### Problem to work on
Take the entries below and print all of them exactly, please.

### Data for processing
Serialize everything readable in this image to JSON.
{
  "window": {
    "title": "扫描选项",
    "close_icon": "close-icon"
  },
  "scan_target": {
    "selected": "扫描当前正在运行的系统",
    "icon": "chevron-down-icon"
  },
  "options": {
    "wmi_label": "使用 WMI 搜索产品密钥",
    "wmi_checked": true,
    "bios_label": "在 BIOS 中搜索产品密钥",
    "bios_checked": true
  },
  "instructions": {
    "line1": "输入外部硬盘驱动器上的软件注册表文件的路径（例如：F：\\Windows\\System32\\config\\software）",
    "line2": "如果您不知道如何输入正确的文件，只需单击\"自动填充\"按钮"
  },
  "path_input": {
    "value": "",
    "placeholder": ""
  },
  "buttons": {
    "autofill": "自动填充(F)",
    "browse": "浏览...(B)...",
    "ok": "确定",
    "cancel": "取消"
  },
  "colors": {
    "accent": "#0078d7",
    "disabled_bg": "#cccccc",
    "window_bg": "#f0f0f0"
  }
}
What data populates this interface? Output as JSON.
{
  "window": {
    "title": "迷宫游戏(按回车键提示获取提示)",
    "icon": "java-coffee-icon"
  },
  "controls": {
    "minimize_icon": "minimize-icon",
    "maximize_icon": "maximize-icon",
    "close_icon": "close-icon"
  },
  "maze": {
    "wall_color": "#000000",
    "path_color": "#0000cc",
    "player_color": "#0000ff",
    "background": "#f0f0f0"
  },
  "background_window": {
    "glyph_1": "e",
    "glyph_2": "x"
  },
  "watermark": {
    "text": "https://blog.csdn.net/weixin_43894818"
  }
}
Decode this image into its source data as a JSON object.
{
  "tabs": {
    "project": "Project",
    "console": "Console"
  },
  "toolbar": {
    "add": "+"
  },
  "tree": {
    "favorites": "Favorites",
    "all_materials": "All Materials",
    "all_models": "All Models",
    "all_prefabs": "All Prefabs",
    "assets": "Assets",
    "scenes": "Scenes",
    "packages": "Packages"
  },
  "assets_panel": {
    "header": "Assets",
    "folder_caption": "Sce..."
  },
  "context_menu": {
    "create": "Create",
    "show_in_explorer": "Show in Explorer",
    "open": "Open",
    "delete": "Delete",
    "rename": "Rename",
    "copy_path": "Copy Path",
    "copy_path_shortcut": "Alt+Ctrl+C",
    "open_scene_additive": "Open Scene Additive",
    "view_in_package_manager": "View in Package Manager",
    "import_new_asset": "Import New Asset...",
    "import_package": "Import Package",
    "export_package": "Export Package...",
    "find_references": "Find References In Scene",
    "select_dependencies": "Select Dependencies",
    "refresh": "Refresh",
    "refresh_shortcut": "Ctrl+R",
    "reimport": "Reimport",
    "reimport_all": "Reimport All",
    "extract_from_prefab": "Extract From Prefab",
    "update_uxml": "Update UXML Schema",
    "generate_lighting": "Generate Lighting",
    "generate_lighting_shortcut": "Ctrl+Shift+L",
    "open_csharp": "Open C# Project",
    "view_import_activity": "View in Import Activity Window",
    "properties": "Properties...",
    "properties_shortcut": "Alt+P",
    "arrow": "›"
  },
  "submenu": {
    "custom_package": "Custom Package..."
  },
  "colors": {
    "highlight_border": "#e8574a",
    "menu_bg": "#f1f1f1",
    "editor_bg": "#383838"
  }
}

### Complete response
Serialize everything readable in this image to JSON.
{
  "window": {
    "title": "扫描选项",
    "close_icon": "close-icon"
  },
  "scan_target": {
    "selected": "扫描当前正在运行的系统",
    "icon": "chevron-down-icon"
  },
  "options": {
    "wmi_label": "使用 WMI 搜索产品密钥",
    "wmi_checked": true,
    "bios_label": "在 BIOS 中搜索产品密钥",
    "bios_checked": true
  },
  "instructions": {
    "line1": "输入外部硬盘驱动器上的软件注册表文件的路径（例如：F：\\Windows\\System32\\config\\software）",
    "line2": "如果您不知道如何输入正确的文件，只需单击\"自动填充\"按钮"
  },
  "path_input": {
    "value": "",
    "placeholder": ""
  },
  "buttons": {
    "autofill": "自动填充(F)",
    "browse": "浏览...(B)...",
    "ok": "确定",
    "cancel": "取消"
  },
  "colors": {
    "accent": "#0078d7",
    "disabled_bg": "#cccccc",
    "window_bg": "#f0f0f0"
  }
}
What data populates this interface? Output as JSON.
{
  "window": {
    "title": "迷宫游戏(按回车键提示获取提示)",
    "icon": "java-coffee-icon"
  },
  "controls": {
    "minimize_icon": "minimize-icon",
    "maximize_icon": "maximize-icon",
    "close_icon": "close-icon"
  },
  "maze": {
    "wall_color": "#000000",
    "path_color": "#0000cc",
    "player_color": "#0000ff",
    "background": "#f0f0f0"
  },
  "background_window": {
    "glyph_1": "e",
    "glyph_2": "x"
  },
  "watermark": {
    "text": "https://blog.csdn.net/weixin_43894818"
  }
}
Decode this image into its source data as a JSON object.
{
  "tabs": {
    "project": "Project",
    "console": "Console"
  },
  "toolbar": {
    "add": "+"
  },
  "tree": {
    "favorites": "Favorites",
    "all_materials": "All Materials",
    "all_models": "All Models",
    "all_prefabs": "All Prefabs",
    "assets": "Assets",
    "scenes": "Scenes",
    "packages": "Packages"
  },
  "assets_panel": {
    "header": "Assets",
    "folder_caption": "Sce..."
  },
  "context_menu": {
    "create": "Create",
    "show_in_explorer": "Show in Explorer",
    "open": "Open",
    "delete": "Delete",
    "rename": "Rename",
    "copy_path": "Copy Path",
    "copy_path_shortcut": "Alt+Ctrl+C",
    "open_scene_additive": "Open Scene Additive",
    "view_in_package_manager": "View in Package Manager",
    "import_new_asset": "Import New Asset...",
    "import_package": "Import Package",
    "export_package": "Export Package...",
    "find_references": "Find References In Scene",
    "select_dependencies": "Select Dependencies",
    "refresh": "Refresh",
    "refresh_shortcut": "Ctrl+R",
    "reimport": "Reimport",
    "reimport_all": "Reimport All",
    "extract_from_prefab": "Extract From Prefab",
    "update_uxml": "Update UXML Schema",
    "generate_lighting": "Generate Lighting",
    "generate_lighting_shortcut": "Ctrl+Shift+L",
    "open_csharp": "Open C# Project",
    "view_import_activity": "View in Import Activity Window",
    "properties": "Properties...",
    "properties_shortcut": "Alt+P",
    "arrow": "›"
  },
  "submenu": {
    "custom_package": "Custom Package..."
  },
  "colors": {
    "highlight_border": "#e8574a",
    "menu_bg": "#f1f1f1",
    "editor_bg": "#383838"
  }
}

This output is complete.